### [What is being asked]
Within the records below, find each line that holds the string "data", then copy it.

-- begin Records to use --

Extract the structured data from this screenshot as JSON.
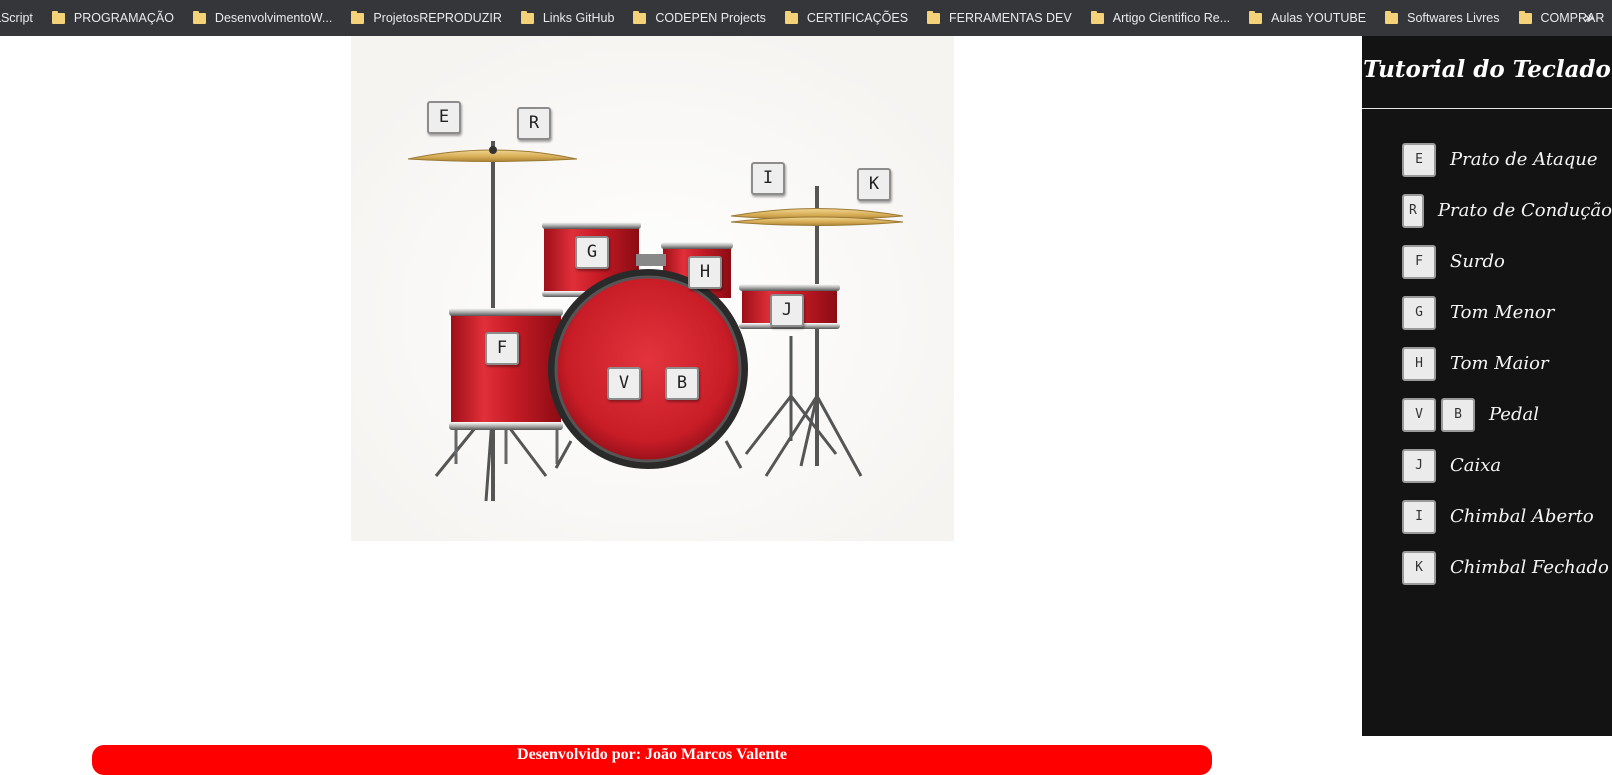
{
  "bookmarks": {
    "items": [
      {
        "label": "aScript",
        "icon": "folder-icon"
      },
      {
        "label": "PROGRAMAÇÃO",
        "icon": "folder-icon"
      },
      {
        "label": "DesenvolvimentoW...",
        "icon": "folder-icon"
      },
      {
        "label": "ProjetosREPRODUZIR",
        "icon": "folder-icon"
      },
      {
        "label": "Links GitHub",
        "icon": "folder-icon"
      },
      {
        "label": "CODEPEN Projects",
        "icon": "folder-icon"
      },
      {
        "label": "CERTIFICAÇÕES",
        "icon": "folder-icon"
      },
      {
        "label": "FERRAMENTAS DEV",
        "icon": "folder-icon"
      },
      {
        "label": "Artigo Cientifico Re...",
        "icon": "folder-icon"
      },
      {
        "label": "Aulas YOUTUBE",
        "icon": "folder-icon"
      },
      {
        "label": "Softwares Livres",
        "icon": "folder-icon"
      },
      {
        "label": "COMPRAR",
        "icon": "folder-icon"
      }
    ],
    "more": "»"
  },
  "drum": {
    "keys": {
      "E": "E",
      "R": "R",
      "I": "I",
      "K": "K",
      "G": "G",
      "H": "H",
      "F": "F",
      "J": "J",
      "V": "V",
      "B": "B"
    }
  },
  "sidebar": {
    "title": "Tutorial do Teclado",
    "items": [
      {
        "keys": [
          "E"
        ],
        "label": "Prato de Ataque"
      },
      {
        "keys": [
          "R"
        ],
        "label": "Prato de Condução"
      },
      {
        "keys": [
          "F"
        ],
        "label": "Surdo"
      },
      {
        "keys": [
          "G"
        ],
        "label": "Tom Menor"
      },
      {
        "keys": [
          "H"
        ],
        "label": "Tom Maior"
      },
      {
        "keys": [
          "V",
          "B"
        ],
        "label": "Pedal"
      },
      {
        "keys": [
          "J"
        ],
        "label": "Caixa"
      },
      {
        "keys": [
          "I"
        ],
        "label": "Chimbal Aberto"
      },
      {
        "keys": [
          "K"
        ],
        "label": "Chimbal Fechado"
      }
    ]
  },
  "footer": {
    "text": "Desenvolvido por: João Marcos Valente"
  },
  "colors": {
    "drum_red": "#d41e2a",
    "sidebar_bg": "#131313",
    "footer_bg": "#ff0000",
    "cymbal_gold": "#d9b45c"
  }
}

-- end Records to use --
-- begin Records to use --

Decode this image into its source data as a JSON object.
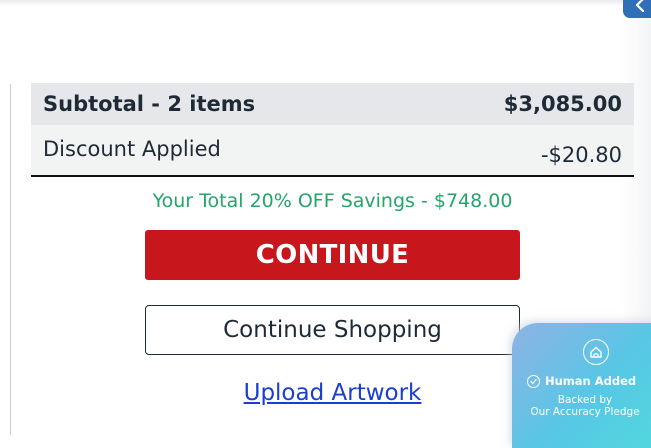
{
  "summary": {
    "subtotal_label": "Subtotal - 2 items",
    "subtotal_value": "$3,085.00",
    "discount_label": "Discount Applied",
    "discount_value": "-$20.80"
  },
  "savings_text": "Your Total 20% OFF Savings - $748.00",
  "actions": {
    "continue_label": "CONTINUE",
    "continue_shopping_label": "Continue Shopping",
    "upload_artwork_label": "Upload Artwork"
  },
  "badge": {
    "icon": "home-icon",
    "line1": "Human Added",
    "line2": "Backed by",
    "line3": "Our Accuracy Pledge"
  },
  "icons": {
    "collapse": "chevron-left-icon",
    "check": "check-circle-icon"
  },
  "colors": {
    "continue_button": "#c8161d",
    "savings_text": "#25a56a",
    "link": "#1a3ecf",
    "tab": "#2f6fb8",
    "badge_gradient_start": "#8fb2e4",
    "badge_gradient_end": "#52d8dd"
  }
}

-- end Records to use --
-- begin Records to use --

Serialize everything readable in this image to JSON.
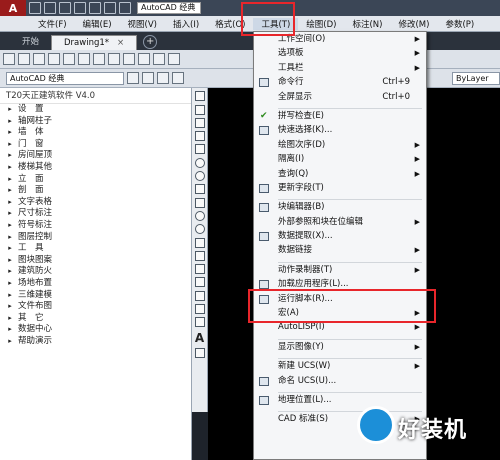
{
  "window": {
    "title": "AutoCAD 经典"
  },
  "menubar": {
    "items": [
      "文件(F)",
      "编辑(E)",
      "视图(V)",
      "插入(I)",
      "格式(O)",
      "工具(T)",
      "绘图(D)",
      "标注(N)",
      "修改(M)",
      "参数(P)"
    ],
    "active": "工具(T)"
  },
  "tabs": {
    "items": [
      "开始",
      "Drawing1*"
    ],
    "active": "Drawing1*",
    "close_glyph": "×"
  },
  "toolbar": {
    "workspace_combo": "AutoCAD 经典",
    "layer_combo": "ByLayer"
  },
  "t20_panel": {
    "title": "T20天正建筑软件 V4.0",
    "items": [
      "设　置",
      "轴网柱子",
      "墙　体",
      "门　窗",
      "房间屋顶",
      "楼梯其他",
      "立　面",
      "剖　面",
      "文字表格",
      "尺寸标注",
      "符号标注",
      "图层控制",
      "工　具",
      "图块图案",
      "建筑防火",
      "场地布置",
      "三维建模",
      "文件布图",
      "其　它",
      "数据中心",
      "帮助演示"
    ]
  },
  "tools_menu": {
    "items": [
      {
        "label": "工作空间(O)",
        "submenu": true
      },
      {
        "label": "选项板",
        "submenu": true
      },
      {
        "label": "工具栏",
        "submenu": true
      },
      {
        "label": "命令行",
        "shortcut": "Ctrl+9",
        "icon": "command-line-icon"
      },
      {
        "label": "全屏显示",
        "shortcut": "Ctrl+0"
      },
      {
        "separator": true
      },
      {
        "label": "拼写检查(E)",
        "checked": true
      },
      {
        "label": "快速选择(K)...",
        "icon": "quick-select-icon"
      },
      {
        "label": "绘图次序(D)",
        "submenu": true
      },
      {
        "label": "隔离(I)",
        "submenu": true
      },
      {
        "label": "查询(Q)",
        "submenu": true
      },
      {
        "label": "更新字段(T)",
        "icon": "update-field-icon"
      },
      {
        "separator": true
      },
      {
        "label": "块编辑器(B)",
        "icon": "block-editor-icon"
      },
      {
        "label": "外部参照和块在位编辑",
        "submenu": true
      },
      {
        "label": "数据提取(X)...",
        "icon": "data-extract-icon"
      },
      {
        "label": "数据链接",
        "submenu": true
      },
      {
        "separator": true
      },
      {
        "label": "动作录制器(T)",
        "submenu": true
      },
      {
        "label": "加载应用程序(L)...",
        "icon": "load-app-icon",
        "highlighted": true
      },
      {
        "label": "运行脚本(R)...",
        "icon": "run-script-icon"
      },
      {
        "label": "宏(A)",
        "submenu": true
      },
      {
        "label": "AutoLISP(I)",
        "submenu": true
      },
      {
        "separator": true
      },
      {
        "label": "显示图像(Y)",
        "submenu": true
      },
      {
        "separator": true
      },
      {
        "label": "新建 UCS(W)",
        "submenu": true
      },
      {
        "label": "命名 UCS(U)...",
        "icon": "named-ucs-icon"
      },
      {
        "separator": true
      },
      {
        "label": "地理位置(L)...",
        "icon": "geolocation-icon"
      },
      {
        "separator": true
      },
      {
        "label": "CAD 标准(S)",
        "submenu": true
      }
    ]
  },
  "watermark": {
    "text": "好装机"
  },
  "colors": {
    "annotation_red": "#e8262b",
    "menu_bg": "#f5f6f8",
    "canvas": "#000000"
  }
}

-- end Records to use --

### [Correct answer]
Extract the structured data from this screenshot as JSON.
Decode this image into its source data as a JSON object.
        "icon": "data-extract-icon"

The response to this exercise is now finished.